Omit the pictures, then write out every entry exactly as it reads.

## Begin TASK INPUTS

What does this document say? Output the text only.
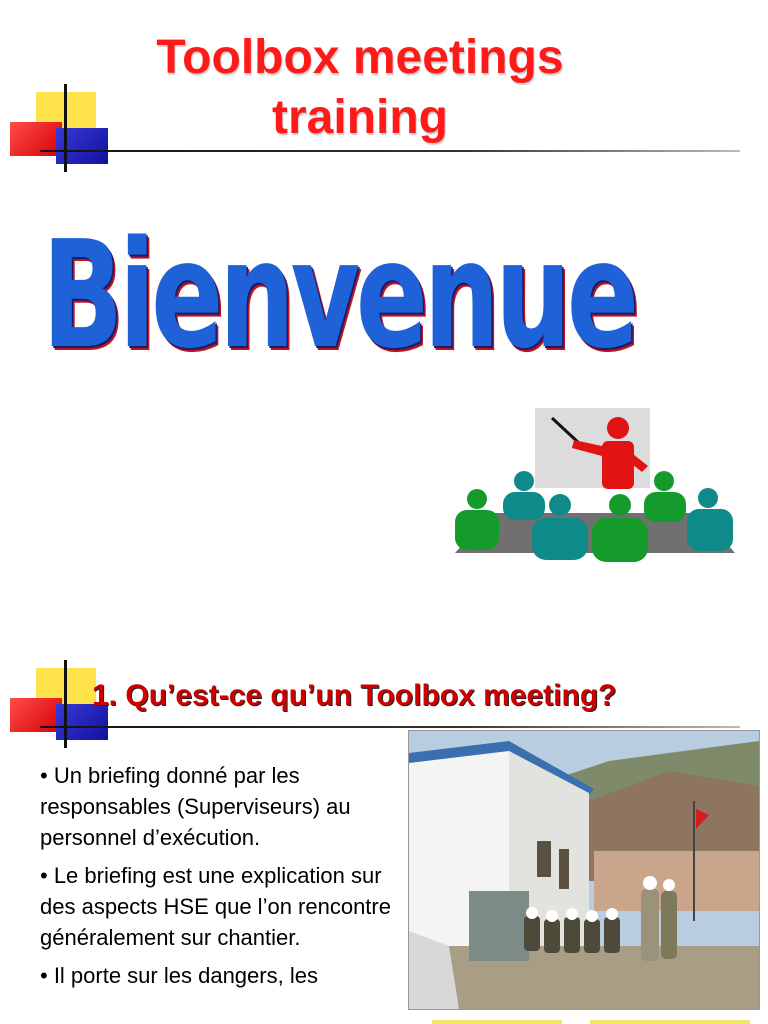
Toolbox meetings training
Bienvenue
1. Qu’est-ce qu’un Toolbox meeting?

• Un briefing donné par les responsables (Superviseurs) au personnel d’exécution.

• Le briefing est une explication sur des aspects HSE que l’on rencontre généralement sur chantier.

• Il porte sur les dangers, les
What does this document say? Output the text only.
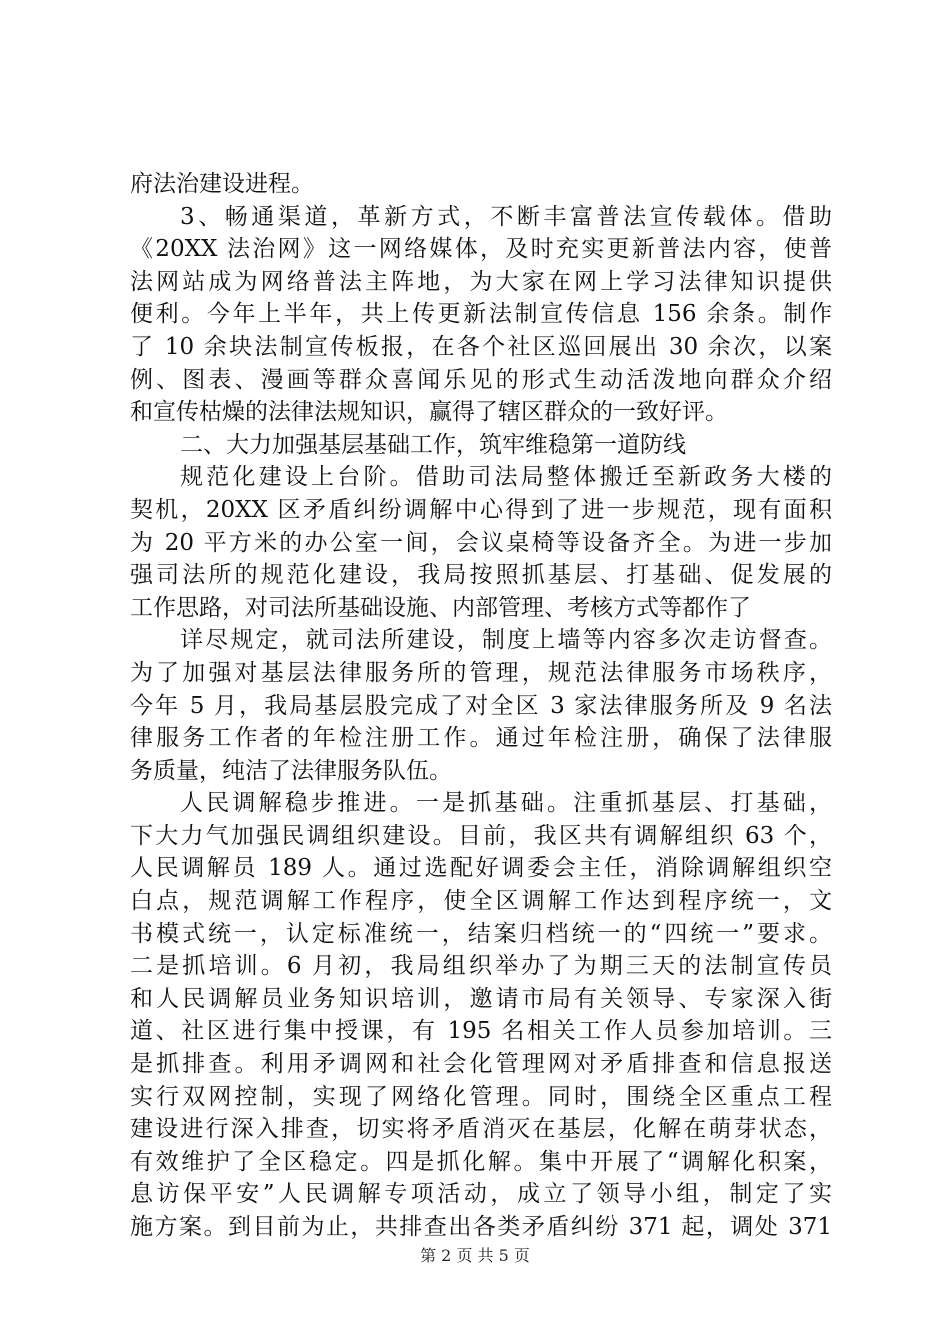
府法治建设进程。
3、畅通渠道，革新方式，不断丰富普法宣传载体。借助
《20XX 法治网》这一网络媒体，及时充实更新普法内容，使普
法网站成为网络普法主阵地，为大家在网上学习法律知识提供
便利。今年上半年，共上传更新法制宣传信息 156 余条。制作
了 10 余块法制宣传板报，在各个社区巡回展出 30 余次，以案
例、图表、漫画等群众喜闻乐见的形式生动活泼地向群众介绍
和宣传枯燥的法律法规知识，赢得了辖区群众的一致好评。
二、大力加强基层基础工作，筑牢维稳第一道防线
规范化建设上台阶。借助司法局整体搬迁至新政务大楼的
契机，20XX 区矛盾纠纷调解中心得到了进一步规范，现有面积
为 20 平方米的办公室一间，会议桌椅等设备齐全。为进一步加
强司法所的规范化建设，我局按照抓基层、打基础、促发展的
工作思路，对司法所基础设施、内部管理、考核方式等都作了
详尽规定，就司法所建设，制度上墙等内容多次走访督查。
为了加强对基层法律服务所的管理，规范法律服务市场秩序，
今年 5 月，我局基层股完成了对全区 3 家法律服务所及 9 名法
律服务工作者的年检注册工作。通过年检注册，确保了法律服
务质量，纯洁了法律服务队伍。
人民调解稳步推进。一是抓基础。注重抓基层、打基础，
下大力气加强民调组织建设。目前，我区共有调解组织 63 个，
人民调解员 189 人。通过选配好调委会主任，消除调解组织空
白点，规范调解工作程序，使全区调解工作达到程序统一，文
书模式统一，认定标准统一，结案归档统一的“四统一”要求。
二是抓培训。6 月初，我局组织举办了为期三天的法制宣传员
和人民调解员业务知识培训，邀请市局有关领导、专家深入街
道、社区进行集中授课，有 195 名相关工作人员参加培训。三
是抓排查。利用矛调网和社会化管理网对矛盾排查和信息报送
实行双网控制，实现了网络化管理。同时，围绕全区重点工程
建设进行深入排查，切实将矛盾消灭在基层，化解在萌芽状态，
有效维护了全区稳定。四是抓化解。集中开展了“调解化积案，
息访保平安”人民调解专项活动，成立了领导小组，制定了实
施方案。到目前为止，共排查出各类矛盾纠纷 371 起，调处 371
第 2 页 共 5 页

## End TASK INPUTS

• _ANSWER TO THIS EXERCISE_
What does this document say? Output the text only.
Toolbox meetings training
Bienvenue
1. Qu’est-ce qu’un Toolbox meeting?

• Un briefing donné par les responsables (Superviseurs) au personnel d’exécution.

• Le briefing est une explication sur des aspects HSE que l’on rencontre généralement sur chantier.

• Il porte sur les dangers, les
What does this document say? Output the text only.
府法治建设进程。
3、畅通渠道，革新方式，不断丰富普法宣传载体。借助
《20XX 法治网》这一网络媒体，及时充实更新普法内容，使普
法网站成为网络普法主阵地，为大家在网上学习法律知识提供
便利。今年上半年，共上传更新法制宣传信息 156 余条。制作
了 10 余块法制宣传板报，在各个社区巡回展出 30 余次，以案
例、图表、漫画等群众喜闻乐见的形式生动活泼地向群众介绍
和宣传枯燥的法律法规知识，赢得了辖区群众的一致好评。
二、大力加强基层基础工作，筑牢维稳第一道防线
规范化建设上台阶。借助司法局整体搬迁至新政务大楼的
契机，20XX 区矛盾纠纷调解中心得到了进一步规范，现有面积
为 20 平方米的办公室一间，会议桌椅等设备齐全。为进一步加
强司法所的规范化建设，我局按照抓基层、打基础、促发展的
工作思路，对司法所基础设施、内部管理、考核方式等都作了
详尽规定，就司法所建设，制度上墙等内容多次走访督查。
为了加强对基层法律服务所的管理，规范法律服务市场秩序，
今年 5 月，我局基层股完成了对全区 3 家法律服务所及 9 名法
律服务工作者的年检注册工作。通过年检注册，确保了法律服
务质量，纯洁了法律服务队伍。
人民调解稳步推进。一是抓基础。注重抓基层、打基础，
下大力气加强民调组织建设。目前，我区共有调解组织 63 个，
人民调解员 189 人。通过选配好调委会主任，消除调解组织空
白点，规范调解工作程序，使全区调解工作达到程序统一，文
书模式统一，认定标准统一，结案归档统一的“四统一”要求。
二是抓培训。6 月初，我局组织举办了为期三天的法制宣传员
和人民调解员业务知识培训，邀请市局有关领导、专家深入街
道、社区进行集中授课，有 195 名相关工作人员参加培训。三
是抓排查。利用矛调网和社会化管理网对矛盾排查和信息报送
实行双网控制，实现了网络化管理。同时，围绕全区重点工程
建设进行深入排查，切实将矛盾消灭在基层，化解在萌芽状态，
有效维护了全区稳定。四是抓化解。集中开展了“调解化积案，
息访保平安”人民调解专项活动，成立了领导小组，制定了实
施方案。到目前为止，共排查出各类矛盾纠纷 371 起，调处 371
第 2 页 共 5 页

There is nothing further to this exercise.